What is expected
For every line in the data below that contains "JSON", copy the line.

Available records
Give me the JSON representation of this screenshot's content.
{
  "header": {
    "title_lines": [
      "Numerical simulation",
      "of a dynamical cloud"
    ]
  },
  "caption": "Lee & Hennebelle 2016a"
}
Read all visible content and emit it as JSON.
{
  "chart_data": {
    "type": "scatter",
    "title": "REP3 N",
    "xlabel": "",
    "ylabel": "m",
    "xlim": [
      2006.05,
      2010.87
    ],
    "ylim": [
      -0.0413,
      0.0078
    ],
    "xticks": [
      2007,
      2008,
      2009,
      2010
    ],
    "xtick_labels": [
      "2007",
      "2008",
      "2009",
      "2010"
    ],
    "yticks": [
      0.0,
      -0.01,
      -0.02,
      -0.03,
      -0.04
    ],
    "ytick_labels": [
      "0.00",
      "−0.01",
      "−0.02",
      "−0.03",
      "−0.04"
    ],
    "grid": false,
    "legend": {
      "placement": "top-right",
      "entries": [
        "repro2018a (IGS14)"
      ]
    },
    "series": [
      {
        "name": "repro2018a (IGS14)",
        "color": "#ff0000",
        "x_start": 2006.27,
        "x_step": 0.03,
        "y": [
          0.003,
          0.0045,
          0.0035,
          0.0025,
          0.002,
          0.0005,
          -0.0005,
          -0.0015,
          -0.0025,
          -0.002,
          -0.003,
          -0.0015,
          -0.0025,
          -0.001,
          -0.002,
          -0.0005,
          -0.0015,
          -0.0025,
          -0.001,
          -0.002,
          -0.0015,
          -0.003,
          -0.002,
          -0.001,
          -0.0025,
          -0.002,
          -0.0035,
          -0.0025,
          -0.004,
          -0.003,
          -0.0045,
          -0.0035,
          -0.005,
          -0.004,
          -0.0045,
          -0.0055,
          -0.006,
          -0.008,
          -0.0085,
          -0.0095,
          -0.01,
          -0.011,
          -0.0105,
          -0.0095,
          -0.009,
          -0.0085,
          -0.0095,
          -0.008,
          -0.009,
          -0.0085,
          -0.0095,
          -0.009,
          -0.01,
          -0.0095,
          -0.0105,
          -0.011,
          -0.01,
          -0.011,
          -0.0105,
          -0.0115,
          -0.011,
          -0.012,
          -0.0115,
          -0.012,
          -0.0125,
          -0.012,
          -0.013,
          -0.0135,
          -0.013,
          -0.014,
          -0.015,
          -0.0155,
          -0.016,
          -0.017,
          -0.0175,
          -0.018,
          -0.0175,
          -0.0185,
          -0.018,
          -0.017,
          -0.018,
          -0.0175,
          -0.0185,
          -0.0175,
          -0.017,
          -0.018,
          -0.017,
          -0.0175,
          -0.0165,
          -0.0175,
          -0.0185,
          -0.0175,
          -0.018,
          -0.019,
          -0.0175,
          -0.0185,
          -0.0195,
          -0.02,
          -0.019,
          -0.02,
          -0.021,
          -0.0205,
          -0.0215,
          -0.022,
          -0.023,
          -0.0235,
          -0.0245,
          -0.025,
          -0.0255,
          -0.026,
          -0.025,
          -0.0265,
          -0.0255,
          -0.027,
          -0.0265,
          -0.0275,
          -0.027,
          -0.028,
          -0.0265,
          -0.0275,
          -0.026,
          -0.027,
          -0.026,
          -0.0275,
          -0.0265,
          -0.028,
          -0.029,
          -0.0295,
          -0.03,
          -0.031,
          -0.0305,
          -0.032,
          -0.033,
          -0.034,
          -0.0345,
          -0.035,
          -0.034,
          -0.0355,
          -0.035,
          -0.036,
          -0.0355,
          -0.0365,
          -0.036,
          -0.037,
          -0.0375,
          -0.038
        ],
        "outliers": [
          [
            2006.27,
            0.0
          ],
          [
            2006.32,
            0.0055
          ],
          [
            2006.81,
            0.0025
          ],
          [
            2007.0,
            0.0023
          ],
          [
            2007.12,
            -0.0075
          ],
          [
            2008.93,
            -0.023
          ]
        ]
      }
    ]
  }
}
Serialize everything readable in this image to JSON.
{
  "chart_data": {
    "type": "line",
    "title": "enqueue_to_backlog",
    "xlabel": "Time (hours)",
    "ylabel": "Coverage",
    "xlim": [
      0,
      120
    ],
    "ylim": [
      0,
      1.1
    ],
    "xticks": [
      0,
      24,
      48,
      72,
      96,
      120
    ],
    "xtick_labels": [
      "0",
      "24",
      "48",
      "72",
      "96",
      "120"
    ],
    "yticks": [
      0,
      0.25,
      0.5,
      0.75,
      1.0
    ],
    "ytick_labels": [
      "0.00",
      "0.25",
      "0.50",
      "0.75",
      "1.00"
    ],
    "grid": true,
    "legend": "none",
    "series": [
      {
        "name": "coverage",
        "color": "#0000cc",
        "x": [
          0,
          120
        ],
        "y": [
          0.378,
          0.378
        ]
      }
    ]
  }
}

Correct output
Give me the JSON representation of this screenshot's content.
Read all visible content and emit it as JSON.
Serialize everything readable in this image to JSON.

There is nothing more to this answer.